:: EXERCISE INSTRUCTIONS ::
List every line in this data where the string "officers" occurs.

:: SOURCE RECORDS ::
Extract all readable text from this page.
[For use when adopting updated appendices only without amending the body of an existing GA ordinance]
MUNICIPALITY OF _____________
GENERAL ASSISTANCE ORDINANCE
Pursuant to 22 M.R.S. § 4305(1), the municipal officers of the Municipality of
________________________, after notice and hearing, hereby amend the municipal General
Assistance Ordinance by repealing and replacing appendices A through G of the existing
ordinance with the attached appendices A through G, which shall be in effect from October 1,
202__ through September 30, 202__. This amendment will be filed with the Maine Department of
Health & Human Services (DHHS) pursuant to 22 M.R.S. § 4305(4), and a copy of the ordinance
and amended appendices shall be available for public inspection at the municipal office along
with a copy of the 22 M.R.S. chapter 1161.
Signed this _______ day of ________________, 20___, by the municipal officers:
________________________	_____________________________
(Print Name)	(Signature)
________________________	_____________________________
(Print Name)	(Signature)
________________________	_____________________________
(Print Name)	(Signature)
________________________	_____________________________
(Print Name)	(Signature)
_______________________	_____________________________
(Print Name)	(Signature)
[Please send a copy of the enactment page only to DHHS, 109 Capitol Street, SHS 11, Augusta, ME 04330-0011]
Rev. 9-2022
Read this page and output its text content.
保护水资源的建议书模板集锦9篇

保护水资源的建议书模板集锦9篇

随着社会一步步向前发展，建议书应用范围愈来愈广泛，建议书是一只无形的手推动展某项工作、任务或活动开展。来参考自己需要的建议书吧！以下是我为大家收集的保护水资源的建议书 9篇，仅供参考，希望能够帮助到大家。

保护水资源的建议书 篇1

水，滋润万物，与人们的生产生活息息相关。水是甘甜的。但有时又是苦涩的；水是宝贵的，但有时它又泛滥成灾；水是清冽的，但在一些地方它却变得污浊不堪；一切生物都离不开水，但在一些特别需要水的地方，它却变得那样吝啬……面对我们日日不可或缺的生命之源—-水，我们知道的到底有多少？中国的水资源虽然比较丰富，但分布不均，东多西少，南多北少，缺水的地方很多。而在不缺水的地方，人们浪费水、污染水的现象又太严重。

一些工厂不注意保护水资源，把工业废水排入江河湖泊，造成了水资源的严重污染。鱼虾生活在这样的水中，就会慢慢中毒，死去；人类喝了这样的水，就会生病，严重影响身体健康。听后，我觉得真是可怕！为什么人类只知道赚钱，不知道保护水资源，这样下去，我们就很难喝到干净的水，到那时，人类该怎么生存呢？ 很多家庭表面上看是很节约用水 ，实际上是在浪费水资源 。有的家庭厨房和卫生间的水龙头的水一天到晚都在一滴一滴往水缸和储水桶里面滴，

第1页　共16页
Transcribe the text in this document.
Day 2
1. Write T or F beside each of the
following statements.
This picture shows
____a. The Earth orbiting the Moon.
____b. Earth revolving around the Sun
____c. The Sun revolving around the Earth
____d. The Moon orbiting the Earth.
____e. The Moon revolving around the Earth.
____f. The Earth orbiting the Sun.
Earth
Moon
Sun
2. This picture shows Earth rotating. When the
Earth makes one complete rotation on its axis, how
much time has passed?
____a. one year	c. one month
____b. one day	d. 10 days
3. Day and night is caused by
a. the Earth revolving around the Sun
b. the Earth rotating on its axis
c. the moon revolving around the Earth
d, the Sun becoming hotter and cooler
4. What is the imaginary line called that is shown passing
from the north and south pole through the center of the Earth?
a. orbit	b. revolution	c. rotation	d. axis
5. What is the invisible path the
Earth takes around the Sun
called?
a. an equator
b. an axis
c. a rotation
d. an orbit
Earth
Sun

:: EXERCISE SOLUTION ::
Pursuant to 22 M.R.S. § 4305(1), the municipal officers of the Municipality of
Signed this _______ day of ________________, 20___, by the municipal officers:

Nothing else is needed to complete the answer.